-- What you have to do --
All lines holding the string "axis" are to be shown.

== Data supplied ==

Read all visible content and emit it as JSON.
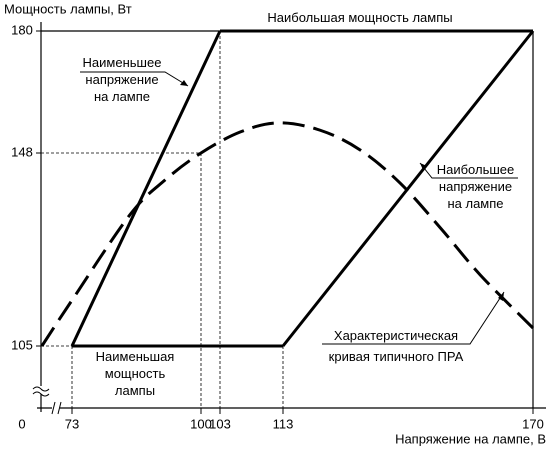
{
  "chart_data": {
    "type": "line",
    "y_label": "Мощность лампы, Вт",
    "x_label": "Напряжение на лампе, В",
    "ylim": [
      0,
      180
    ],
    "yticks": [
      0,
      105,
      148,
      180
    ],
    "xticks": [
      73,
      100,
      103,
      113,
      170
    ],
    "series": [
      {
        "name": "Наибольшая мощность лампы",
        "color": "#000000",
        "line_style": "solid",
        "x": [
          103,
          170
        ],
        "values": [
          180,
          180
        ]
      },
      {
        "name": "Наименьшая\nмощность\nлампы",
        "color": "#000000",
        "line_style": "solid",
        "x": [
          73,
          113
        ],
        "values": [
          105,
          105
        ]
      },
      {
        "name": "Наименьшее\nнапряжение\nна лампе",
        "color": "#000000",
        "line_style": "solid",
        "x": [
          73,
          103
        ],
        "values": [
          105,
          180
        ]
      },
      {
        "name": "Наибольшее\nнапряжение\nна лампе",
        "color": "#000000",
        "line_style": "solid",
        "x": [
          113,
          170
        ],
        "values": [
          105,
          180
        ]
      },
      {
        "name": "Характеристическая\nкривая типичного ПРА",
        "color": "#000000",
        "line_style": "dashed",
        "x": [
          66.7,
          73,
          85.1,
          92.5,
          100,
          106.2,
          112.2,
          121.4,
          130.6,
          139.7,
          148.9,
          158,
          170
        ],
        "values": [
          105,
          115.2,
          134.2,
          142,
          148,
          153.5,
          155.9,
          154,
          148.8,
          141.3,
          131.3,
          120.8,
          109
        ]
      }
    ]
  }
}
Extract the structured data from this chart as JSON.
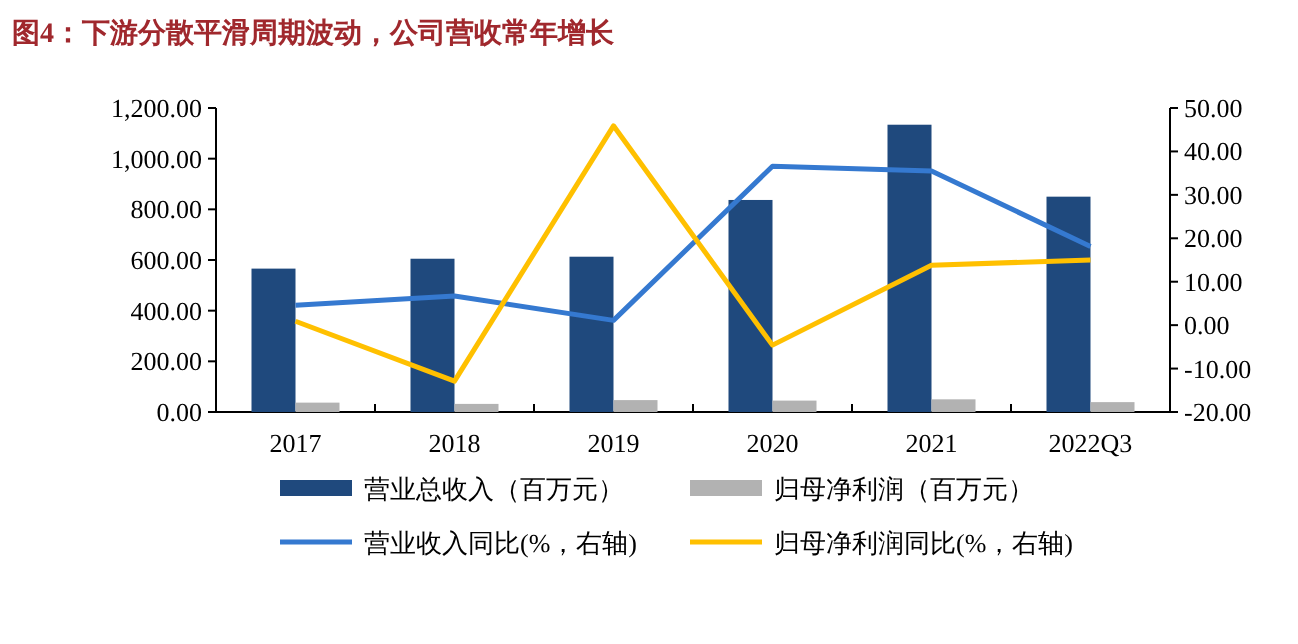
{
  "chart_data": {
    "type": "bar",
    "title": "图4：下游分散平滑周期波动，公司营收常年增长",
    "categories": [
      "2017",
      "2018",
      "2019",
      "2020",
      "2021",
      "2022Q3"
    ],
    "series": [
      {
        "name": "营业总收入（百万元）",
        "color": "#1f497d",
        "values": [
          566,
          605,
          613,
          837,
          1134,
          850
        ]
      },
      {
        "name": "归母净利润（百万元）",
        "color": "#b2b2b2",
        "values": [
          37,
          32,
          47,
          45,
          50,
          39
        ]
      },
      {
        "name": "营业收入同比(%，右轴)",
        "type": "line",
        "axis": "y2",
        "color": "#3579d0",
        "values": [
          4.6,
          6.7,
          1.1,
          36.6,
          35.5,
          18.1
        ]
      },
      {
        "name": "归母净利润同比(%，右轴)",
        "type": "line",
        "axis": "y2",
        "color": "#ffc000",
        "values": [
          0.9,
          -12.9,
          45.9,
          -4.6,
          13.8,
          15.0
        ]
      }
    ],
    "ylim": [
      0,
      1200
    ],
    "yticks": [
      {
        "value": 0,
        "label": "0.00"
      },
      {
        "value": 200,
        "label": "200.00"
      },
      {
        "value": 400,
        "label": "400.00"
      },
      {
        "value": 600,
        "label": "600.00"
      },
      {
        "value": 800,
        "label": "800.00"
      },
      {
        "value": 1000,
        "label": "1,000.00"
      },
      {
        "value": 1200,
        "label": "1,200.00"
      }
    ],
    "y2lim": [
      -20,
      50
    ],
    "y2ticks": [
      {
        "value": -20,
        "label": "-20.00"
      },
      {
        "value": -10,
        "label": "-10.00"
      },
      {
        "value": 0,
        "label": "0.00"
      },
      {
        "value": 10,
        "label": "10.00"
      },
      {
        "value": 20,
        "label": "20.00"
      },
      {
        "value": 30,
        "label": "30.00"
      },
      {
        "value": 40,
        "label": "40.00"
      },
      {
        "value": 50,
        "label": "50.00"
      }
    ],
    "legend": "bottom",
    "grid": false,
    "marker": "none"
  }
}
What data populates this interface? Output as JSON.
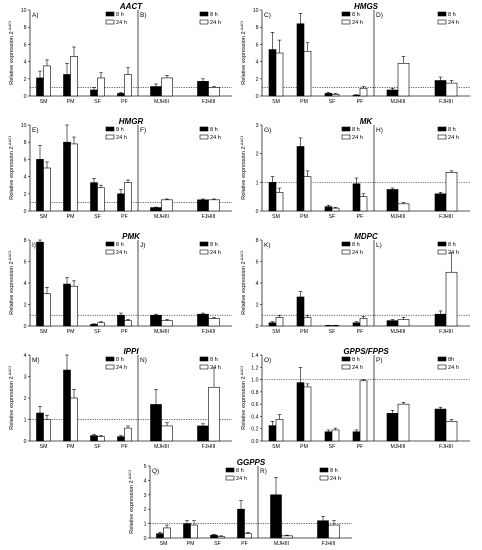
{
  "legend_labels": [
    "8 h",
    "24 h"
  ],
  "legend_labels_alt": [
    "8h",
    "24 h"
  ],
  "colors": {
    "h8": "#000000",
    "h24": "#ffffff",
    "axis": "#222222",
    "ref_line": "#333333"
  },
  "chart_data": [
    {
      "title": "AACT",
      "type": "bar",
      "ylabel": "Relative expression 2^-ΔΔCt",
      "ylim": [
        0,
        10
      ],
      "yticks": [
        0,
        2,
        4,
        6,
        8,
        10
      ],
      "reference_line": 1,
      "legend": "top-right",
      "left": {
        "label": "A)",
        "categories": [
          "SM",
          "PM",
          "SF",
          "PF"
        ],
        "values_8h": [
          2.1,
          2.5,
          0.7,
          0.3
        ],
        "err_8h": [
          0.8,
          1.3,
          0.3,
          0.1
        ],
        "values_24h": [
          3.5,
          4.6,
          2.1,
          2.5
        ],
        "err_24h": [
          0.7,
          1.1,
          0.6,
          0.8
        ]
      },
      "right": {
        "label": "B)",
        "categories": [
          "MJHIII",
          "FJHIII"
        ],
        "values_8h": [
          1.1,
          1.7
        ],
        "err_8h": [
          0.3,
          0.3
        ],
        "values_24h": [
          2.1,
          1.0
        ],
        "err_24h": [
          0.3,
          0.1
        ]
      }
    },
    {
      "title": "HMGS",
      "type": "bar",
      "ylabel": "Relative expression 2^-ΔΔCt",
      "ylim": [
        0,
        10
      ],
      "yticks": [
        0,
        2,
        4,
        6,
        8,
        10
      ],
      "reference_line": 1,
      "legend": "top-right",
      "left": {
        "label": "C)",
        "categories": [
          "SM",
          "PM",
          "SF",
          "PF"
        ],
        "values_8h": [
          5.4,
          8.4,
          0.3,
          0.1
        ],
        "err_8h": [
          2.0,
          1.2,
          0.1,
          0.05
        ],
        "values_24h": [
          5.0,
          5.2,
          0.2,
          0.9
        ],
        "err_24h": [
          1.5,
          1.0,
          0.1,
          0.2
        ]
      },
      "right": {
        "label": "D)",
        "categories": [
          "MJHIII",
          "FJHIII"
        ],
        "values_8h": [
          0.7,
          1.8
        ],
        "err_8h": [
          0.2,
          0.4
        ],
        "values_24h": [
          3.8,
          1.5
        ],
        "err_24h": [
          0.8,
          0.3
        ]
      }
    },
    {
      "title": "HMGR",
      "type": "bar",
      "ylabel": "Relative expression 2^-ΔΔCt",
      "ylim": [
        0,
        10
      ],
      "yticks": [
        0,
        2,
        4,
        6,
        8,
        10
      ],
      "reference_line": 1,
      "legend": "top-right",
      "left": {
        "label": "E)",
        "categories": [
          "SM",
          "PM",
          "SF",
          "PF"
        ],
        "values_8h": [
          6.0,
          8.0,
          3.3,
          2.0
        ],
        "err_8h": [
          1.6,
          2.1,
          0.5,
          0.5
        ],
        "values_24h": [
          5.0,
          7.8,
          2.7,
          3.3
        ],
        "err_24h": [
          0.7,
          0.8,
          0.3,
          0.3
        ]
      },
      "right": {
        "label": "F)",
        "categories": [
          "MJHIII",
          "FJHIII"
        ],
        "values_8h": [
          0.4,
          1.3
        ],
        "err_8h": [
          0.05,
          0.1
        ],
        "values_24h": [
          1.3,
          1.3
        ],
        "err_24h": [
          0.1,
          0.1
        ]
      }
    },
    {
      "title": "MK",
      "type": "bar",
      "ylabel": "Relative expression 2^-ΔΔCt",
      "ylim": [
        0,
        3
      ],
      "yticks": [
        0,
        1,
        2,
        3
      ],
      "reference_line": 1,
      "legend": "top-right",
      "left": {
        "label": "G)",
        "categories": [
          "SM",
          "PM",
          "SF",
          "PF"
        ],
        "values_8h": [
          1.0,
          2.25,
          0.15,
          0.95
        ],
        "err_8h": [
          0.2,
          0.3,
          0.05,
          0.2
        ],
        "values_24h": [
          0.65,
          1.2,
          0.1,
          0.5
        ],
        "err_24h": [
          0.15,
          0.2,
          0.03,
          0.1
        ]
      },
      "right": {
        "label": "H)",
        "categories": [
          "MJHIII",
          "FJHIII"
        ],
        "values_8h": [
          0.75,
          0.6
        ],
        "err_8h": [
          0.05,
          0.05
        ],
        "values_24h": [
          0.25,
          1.35
        ],
        "err_24h": [
          0.05,
          0.05
        ]
      }
    },
    {
      "title": "PMK",
      "type": "bar",
      "ylabel": "Relative expression 2^-ΔΔCt",
      "ylim": [
        0,
        8
      ],
      "yticks": [
        0,
        2,
        4,
        6,
        8
      ],
      "reference_line": 1,
      "legend": "top-right",
      "left": {
        "label": "I)",
        "categories": [
          "SM",
          "PM",
          "SF",
          "PF"
        ],
        "values_8h": [
          7.8,
          3.9,
          0.15,
          1.0
        ],
        "err_8h": [
          0.3,
          0.6,
          0.05,
          0.2
        ],
        "values_24h": [
          3.0,
          3.7,
          0.3,
          0.5
        ],
        "err_24h": [
          0.6,
          0.5,
          0.1,
          0.1
        ]
      },
      "right": {
        "label": "J)",
        "categories": [
          "MJHIII",
          "FJHIII"
        ],
        "values_8h": [
          1.0,
          1.1
        ],
        "err_8h": [
          0.1,
          0.1
        ],
        "values_24h": [
          0.5,
          0.7
        ],
        "err_24h": [
          0.1,
          0.1
        ]
      }
    },
    {
      "title": "MDPC",
      "type": "bar",
      "ylabel": "Relative expression 2^-ΔΔCt",
      "ylim": [
        0,
        8
      ],
      "yticks": [
        0,
        2,
        4,
        6,
        8
      ],
      "reference_line": 1,
      "legend": "top-right",
      "left": {
        "label": "K)",
        "categories": [
          "SM",
          "PM",
          "SF",
          "PF"
        ],
        "values_8h": [
          0.3,
          2.7,
          0.05,
          0.3
        ],
        "err_8h": [
          0.1,
          0.5,
          0.02,
          0.1
        ],
        "values_24h": [
          0.8,
          0.8,
          0.05,
          0.7
        ],
        "err_24h": [
          0.2,
          0.2,
          0.02,
          0.2
        ]
      },
      "right": {
        "label": "L)",
        "categories": [
          "MJHIII",
          "FJHIII"
        ],
        "values_8h": [
          0.5,
          1.1
        ],
        "err_8h": [
          0.1,
          0.3
        ],
        "values_24h": [
          0.6,
          5.0
        ],
        "err_24h": [
          0.2,
          1.8
        ]
      }
    },
    {
      "title": "IPPI",
      "type": "bar",
      "ylabel": "Relative expression 2^-ΔΔCt",
      "ylim": [
        0,
        4
      ],
      "yticks": [
        0,
        1,
        2,
        3,
        4
      ],
      "reference_line": 1,
      "legend": "top-right",
      "left": {
        "label": "M)",
        "categories": [
          "SM",
          "PM",
          "SF",
          "PF"
        ],
        "values_8h": [
          1.3,
          3.3,
          0.25,
          0.2
        ],
        "err_8h": [
          0.3,
          0.7,
          0.05,
          0.05
        ],
        "values_24h": [
          1.0,
          2.0,
          0.2,
          0.6
        ],
        "err_24h": [
          0.2,
          0.4,
          0.05,
          0.1
        ]
      },
      "right": {
        "label": "N)",
        "categories": [
          "MJHIII",
          "FJHIII"
        ],
        "values_8h": [
          1.7,
          0.7
        ],
        "err_8h": [
          0.7,
          0.1
        ],
        "values_24h": [
          0.7,
          2.5
        ],
        "err_24h": [
          0.15,
          0.9
        ]
      }
    },
    {
      "title": "GPPS/FPPS",
      "type": "bar",
      "ylabel": "Relative expression 2^-ΔΔCt",
      "ylim": [
        0,
        1.4
      ],
      "yticks": [
        0.0,
        0.2,
        0.4,
        0.6,
        0.8,
        1.0,
        1.2,
        1.4
      ],
      "reference_line": 1,
      "legend": "top-right",
      "left": {
        "label": "O)",
        "categories": [
          "SM",
          "PM",
          "SF",
          "PF"
        ],
        "values_8h": [
          0.25,
          0.95,
          0.15,
          0.15
        ],
        "err_8h": [
          0.07,
          0.25,
          0.03,
          0.03
        ],
        "values_24h": [
          0.35,
          0.88,
          0.18,
          0.98
        ],
        "err_24h": [
          0.08,
          0.05,
          0.03,
          0.02
        ]
      },
      "right": {
        "label": "P)",
        "categories": [
          "MJHIII",
          "FJHIII"
        ],
        "values_8h": [
          0.45,
          0.52
        ],
        "err_8h": [
          0.05,
          0.03
        ],
        "values_24h": [
          0.6,
          0.32
        ],
        "err_24h": [
          0.03,
          0.03
        ]
      }
    },
    {
      "title": "GGPPS",
      "type": "bar",
      "ylabel": "Relative expression 2^-ΔΔCt",
      "ylim": [
        0,
        5
      ],
      "yticks": [
        0,
        1,
        2,
        3,
        4,
        5
      ],
      "reference_line": 1,
      "legend": "top-right",
      "left": {
        "label": "Q)",
        "categories": [
          "SM",
          "PM",
          "SF",
          "PF"
        ],
        "values_8h": [
          0.3,
          1.0,
          0.2,
          2.0
        ],
        "err_8h": [
          0.1,
          0.2,
          0.05,
          0.6
        ],
        "values_24h": [
          0.7,
          0.9,
          0.1,
          0.3
        ],
        "err_24h": [
          0.2,
          0.3,
          0.05,
          0.1
        ]
      },
      "right": {
        "label": "R)",
        "categories": [
          "MJHIII",
          "FJHIII"
        ],
        "values_8h": [
          3.0,
          1.2
        ],
        "err_8h": [
          1.2,
          0.3
        ],
        "values_24h": [
          0.15,
          0.9
        ],
        "err_24h": [
          0.05,
          0.3
        ]
      }
    }
  ]
}
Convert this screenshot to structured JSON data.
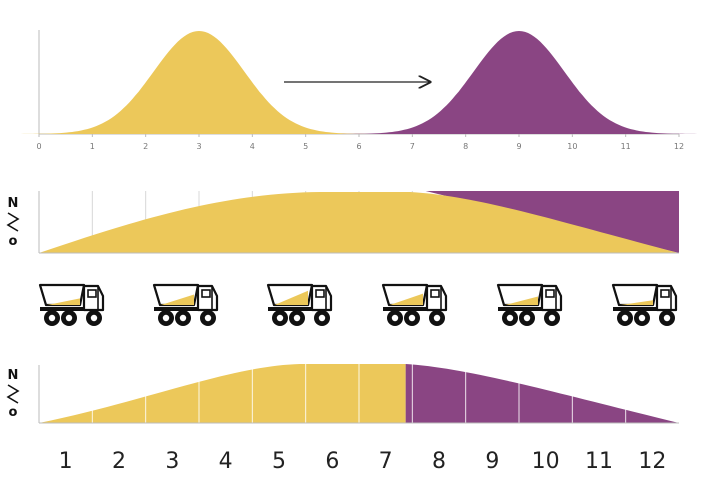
{
  "colors": {
    "initial": "#ECC85A",
    "final": "#8A4583",
    "axis": "#BBBBBB",
    "grid": "#D8D8D8",
    "arrow": "#222222",
    "truck": "#111111"
  },
  "top_chart": {
    "x_ticks": [
      "0",
      "1",
      "2",
      "3",
      "4",
      "5",
      "6",
      "7",
      "8",
      "9",
      "10",
      "11",
      "12"
    ],
    "xlim": [
      0,
      12
    ],
    "initial_mean": 3,
    "final_mean": 9,
    "std_dev": 0.85
  },
  "middle_chart": {
    "y_label_top": "N",
    "y_label_bottom": "o",
    "columns": 12
  },
  "trucks": {
    "icon": "dump-truck-icon",
    "load_fractions": [
      0.35,
      0.55,
      0.75,
      0.6,
      0.45,
      0.25
    ]
  },
  "bottom_chart": {
    "y_label_top": "N",
    "y_label_bottom": "o",
    "x_ticks": [
      "1",
      "2",
      "3",
      "4",
      "5",
      "6",
      "7",
      "8",
      "9",
      "10",
      "11",
      "12"
    ],
    "split_at": 7.5
  }
}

===

-- The response --
        "axis": "y2",
        "axis": "y2",
    "axis": "#222222",
    "axis": "#BBBBBB",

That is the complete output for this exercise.